----- STORED ROWS -----

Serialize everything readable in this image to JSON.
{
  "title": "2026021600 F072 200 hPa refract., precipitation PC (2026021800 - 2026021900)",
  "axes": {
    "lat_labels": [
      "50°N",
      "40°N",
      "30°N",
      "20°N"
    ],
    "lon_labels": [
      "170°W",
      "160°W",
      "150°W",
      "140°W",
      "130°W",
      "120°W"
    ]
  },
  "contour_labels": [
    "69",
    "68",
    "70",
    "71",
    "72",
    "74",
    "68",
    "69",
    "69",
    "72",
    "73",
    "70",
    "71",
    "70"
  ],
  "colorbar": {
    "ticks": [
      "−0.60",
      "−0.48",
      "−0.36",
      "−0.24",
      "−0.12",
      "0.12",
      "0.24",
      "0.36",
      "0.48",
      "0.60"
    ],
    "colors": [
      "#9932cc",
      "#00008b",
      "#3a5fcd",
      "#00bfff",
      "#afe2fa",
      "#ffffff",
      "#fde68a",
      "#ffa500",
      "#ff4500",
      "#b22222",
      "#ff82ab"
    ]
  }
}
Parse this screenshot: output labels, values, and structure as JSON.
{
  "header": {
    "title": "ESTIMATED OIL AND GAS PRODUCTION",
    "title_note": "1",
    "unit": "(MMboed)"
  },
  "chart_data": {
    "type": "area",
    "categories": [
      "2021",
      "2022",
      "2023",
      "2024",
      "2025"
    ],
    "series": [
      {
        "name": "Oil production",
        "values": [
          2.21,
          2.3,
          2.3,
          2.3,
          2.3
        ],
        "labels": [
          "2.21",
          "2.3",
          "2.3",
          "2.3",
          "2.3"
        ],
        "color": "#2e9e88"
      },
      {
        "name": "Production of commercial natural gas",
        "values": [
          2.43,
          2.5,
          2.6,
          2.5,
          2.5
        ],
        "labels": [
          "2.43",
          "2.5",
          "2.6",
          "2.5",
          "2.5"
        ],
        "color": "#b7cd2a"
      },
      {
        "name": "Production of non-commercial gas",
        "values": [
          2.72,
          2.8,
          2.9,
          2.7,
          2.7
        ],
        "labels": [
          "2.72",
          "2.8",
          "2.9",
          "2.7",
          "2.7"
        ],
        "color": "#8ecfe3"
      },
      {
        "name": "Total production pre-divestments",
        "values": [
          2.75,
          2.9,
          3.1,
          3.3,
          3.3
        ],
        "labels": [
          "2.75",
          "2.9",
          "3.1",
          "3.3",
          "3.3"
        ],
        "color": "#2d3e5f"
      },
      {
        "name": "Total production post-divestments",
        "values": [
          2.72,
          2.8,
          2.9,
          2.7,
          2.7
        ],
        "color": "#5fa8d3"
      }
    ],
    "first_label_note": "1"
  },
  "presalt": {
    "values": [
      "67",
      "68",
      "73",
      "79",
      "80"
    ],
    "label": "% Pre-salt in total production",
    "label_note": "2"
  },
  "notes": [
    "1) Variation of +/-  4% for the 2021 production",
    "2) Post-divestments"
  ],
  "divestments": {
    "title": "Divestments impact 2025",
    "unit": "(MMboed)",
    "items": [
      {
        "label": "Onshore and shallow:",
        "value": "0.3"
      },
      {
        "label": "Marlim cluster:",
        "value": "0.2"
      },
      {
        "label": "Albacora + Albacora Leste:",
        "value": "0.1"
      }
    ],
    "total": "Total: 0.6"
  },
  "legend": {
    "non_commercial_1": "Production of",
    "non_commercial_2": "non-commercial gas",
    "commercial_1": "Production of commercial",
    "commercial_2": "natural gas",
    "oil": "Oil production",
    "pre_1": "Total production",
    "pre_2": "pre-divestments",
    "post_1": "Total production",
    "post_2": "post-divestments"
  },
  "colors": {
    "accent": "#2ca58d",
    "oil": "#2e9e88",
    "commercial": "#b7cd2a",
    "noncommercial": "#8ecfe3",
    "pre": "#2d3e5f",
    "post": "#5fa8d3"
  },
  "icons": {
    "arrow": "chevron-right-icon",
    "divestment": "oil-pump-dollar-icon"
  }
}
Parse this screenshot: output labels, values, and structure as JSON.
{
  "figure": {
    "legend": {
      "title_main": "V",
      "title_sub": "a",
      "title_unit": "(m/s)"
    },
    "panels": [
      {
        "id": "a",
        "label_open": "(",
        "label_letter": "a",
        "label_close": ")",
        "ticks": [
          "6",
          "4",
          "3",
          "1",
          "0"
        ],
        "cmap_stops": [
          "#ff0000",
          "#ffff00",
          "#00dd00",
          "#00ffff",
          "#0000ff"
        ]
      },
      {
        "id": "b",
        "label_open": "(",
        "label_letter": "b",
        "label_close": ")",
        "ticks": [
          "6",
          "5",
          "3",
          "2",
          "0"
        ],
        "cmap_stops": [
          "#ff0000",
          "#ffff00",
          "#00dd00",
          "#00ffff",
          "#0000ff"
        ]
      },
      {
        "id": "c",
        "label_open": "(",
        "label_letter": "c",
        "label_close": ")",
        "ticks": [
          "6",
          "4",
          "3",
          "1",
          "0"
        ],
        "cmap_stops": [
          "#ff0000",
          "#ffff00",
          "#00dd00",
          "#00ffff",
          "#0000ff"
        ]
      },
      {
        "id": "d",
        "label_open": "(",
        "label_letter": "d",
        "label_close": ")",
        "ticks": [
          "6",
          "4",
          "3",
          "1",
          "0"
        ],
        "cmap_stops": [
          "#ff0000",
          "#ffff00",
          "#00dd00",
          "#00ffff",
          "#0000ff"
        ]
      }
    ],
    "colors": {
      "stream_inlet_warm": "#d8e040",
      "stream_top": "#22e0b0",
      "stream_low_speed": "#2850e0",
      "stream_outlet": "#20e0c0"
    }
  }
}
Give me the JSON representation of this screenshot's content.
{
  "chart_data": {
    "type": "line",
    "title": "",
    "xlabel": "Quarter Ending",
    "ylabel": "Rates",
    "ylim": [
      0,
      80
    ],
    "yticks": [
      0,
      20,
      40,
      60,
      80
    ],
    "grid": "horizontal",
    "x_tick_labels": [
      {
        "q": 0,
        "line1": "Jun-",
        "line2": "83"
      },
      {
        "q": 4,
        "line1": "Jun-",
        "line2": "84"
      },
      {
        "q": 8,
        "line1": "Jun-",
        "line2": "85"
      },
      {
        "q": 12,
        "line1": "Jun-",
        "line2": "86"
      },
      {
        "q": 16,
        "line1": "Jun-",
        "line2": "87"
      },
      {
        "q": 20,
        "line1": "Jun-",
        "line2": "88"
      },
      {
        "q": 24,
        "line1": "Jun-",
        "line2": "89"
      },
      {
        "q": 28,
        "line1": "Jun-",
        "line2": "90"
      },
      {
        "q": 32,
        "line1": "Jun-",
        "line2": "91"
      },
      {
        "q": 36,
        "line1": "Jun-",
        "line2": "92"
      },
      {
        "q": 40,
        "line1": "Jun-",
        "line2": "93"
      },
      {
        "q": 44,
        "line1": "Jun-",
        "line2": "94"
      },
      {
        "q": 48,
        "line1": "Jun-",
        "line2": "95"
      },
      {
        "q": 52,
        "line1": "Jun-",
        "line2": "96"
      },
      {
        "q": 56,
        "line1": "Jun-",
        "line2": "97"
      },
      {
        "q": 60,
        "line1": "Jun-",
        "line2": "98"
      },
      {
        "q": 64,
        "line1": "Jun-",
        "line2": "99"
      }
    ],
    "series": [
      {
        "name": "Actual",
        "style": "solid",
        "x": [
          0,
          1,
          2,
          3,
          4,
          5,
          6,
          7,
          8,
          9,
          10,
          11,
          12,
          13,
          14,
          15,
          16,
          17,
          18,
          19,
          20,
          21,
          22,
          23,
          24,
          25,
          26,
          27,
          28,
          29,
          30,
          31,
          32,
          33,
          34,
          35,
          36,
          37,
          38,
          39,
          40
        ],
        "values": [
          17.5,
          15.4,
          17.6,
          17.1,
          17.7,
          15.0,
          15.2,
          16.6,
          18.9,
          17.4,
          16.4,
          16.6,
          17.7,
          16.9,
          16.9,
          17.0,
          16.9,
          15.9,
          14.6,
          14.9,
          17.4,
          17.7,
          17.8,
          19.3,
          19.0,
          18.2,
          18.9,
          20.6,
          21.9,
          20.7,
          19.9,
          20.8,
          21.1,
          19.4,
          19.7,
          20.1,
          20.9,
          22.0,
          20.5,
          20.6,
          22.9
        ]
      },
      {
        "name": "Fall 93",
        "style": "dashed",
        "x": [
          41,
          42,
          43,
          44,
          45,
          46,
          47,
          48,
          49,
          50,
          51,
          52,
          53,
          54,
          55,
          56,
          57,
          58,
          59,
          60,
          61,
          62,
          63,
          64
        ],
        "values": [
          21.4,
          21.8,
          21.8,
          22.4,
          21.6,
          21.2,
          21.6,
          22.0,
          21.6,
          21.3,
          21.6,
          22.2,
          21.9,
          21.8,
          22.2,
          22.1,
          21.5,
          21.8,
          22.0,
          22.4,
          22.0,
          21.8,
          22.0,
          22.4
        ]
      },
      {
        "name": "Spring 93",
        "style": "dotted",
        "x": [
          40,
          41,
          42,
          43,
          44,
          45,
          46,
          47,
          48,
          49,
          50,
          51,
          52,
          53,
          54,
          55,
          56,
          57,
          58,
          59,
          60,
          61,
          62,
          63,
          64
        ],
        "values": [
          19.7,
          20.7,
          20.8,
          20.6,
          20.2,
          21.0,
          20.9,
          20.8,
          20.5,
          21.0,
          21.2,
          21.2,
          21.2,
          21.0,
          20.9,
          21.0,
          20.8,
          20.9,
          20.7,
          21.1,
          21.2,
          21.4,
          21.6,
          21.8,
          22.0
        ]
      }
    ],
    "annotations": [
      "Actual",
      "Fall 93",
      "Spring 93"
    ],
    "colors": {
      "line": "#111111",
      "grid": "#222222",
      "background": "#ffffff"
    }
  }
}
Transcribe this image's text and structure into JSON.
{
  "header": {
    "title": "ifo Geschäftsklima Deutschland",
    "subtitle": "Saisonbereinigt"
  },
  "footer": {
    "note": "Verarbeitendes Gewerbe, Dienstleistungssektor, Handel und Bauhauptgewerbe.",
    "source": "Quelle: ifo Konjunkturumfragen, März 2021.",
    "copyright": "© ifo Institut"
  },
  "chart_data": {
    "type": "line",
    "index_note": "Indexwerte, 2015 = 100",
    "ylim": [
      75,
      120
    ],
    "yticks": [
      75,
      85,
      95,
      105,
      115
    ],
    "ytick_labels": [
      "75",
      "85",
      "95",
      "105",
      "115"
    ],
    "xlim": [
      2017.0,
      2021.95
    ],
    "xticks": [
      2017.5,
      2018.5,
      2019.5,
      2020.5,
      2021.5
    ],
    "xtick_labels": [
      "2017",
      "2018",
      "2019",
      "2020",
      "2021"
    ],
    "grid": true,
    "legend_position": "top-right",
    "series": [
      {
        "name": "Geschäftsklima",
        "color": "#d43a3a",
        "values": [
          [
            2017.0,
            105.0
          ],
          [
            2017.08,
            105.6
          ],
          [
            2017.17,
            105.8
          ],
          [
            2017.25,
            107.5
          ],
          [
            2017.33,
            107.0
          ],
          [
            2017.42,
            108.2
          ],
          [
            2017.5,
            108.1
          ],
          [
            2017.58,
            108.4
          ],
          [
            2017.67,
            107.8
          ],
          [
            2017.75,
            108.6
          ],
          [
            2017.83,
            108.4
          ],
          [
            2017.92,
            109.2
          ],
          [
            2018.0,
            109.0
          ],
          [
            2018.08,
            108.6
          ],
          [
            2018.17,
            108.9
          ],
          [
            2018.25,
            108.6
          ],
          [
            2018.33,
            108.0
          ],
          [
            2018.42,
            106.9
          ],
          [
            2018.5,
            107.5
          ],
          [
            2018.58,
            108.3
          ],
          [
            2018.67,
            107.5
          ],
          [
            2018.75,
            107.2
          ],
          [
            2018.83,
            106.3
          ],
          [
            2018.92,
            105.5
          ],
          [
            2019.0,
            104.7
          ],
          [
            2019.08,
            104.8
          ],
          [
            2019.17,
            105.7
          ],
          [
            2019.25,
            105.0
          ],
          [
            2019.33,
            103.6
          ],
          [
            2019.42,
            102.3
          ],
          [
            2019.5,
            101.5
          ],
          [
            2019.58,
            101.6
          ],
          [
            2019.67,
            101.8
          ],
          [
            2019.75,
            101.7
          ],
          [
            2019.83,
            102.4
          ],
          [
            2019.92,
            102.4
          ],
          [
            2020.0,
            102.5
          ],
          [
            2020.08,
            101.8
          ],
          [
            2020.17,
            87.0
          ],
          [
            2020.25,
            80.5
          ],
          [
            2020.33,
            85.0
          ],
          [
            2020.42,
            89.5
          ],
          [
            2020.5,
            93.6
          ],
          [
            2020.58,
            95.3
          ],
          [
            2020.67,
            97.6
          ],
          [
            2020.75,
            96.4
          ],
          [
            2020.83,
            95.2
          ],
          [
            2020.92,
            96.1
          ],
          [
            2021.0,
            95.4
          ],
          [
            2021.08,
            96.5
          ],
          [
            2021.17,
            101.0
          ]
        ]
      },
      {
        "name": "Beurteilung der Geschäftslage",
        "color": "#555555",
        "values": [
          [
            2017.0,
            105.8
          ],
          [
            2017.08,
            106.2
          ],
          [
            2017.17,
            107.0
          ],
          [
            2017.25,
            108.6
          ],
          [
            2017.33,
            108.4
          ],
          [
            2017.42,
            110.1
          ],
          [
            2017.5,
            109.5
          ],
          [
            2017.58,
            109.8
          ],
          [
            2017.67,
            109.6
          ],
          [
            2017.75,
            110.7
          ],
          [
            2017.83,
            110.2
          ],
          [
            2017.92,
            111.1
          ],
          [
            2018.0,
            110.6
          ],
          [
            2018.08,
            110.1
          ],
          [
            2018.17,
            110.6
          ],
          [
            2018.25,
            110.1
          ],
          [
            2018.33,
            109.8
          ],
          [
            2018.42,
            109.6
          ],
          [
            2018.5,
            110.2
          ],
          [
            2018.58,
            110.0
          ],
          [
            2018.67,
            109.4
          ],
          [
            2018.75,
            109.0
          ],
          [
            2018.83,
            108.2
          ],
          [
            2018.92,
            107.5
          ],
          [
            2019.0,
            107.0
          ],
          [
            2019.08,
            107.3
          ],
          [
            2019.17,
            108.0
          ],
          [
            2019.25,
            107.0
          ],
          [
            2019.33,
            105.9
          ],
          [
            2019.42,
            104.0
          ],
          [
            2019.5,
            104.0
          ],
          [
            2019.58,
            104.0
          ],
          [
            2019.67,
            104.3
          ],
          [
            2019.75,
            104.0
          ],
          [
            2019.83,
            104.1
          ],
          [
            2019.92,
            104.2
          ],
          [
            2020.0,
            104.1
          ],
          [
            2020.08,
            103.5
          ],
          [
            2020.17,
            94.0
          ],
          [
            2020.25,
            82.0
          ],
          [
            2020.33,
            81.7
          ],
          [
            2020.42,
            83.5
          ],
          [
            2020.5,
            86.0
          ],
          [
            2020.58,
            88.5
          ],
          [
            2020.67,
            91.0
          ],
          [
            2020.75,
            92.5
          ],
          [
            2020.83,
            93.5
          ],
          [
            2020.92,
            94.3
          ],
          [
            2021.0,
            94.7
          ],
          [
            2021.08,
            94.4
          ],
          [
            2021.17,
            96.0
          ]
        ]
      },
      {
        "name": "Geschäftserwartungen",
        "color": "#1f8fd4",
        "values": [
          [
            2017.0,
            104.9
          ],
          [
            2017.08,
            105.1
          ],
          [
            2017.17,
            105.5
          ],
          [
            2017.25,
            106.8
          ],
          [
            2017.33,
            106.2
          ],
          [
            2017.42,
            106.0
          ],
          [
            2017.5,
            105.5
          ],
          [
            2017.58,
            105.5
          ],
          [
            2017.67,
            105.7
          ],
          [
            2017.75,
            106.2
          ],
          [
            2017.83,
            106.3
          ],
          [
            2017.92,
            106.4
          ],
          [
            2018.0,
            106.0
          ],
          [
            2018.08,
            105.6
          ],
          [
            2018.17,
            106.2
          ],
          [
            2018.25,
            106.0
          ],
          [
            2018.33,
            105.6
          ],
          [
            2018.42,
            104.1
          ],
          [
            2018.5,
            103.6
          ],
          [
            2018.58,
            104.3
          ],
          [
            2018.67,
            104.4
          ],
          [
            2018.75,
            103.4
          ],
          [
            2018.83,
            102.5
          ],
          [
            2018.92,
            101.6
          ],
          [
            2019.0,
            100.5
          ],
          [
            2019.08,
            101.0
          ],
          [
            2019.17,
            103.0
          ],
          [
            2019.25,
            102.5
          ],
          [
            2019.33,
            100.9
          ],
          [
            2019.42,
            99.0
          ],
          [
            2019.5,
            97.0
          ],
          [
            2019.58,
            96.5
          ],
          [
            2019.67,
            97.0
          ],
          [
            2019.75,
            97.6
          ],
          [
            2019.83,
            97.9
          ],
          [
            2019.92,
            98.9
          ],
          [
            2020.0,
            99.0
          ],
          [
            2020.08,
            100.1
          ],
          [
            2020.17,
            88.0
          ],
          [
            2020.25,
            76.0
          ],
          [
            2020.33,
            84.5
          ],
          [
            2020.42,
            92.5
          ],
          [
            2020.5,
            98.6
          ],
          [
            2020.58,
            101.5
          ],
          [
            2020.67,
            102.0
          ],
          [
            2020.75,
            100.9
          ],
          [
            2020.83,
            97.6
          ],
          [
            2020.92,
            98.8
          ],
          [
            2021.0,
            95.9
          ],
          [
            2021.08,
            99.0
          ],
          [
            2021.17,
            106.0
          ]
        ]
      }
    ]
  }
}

-----

### SET EXERCISE
Within the listing above, copy each line that has the string "Geschäftsklima".

### WRITTEN SOLUTION
    "title": "ifo Geschäftsklima Deutschland",
        "name": "Geschäftsklima",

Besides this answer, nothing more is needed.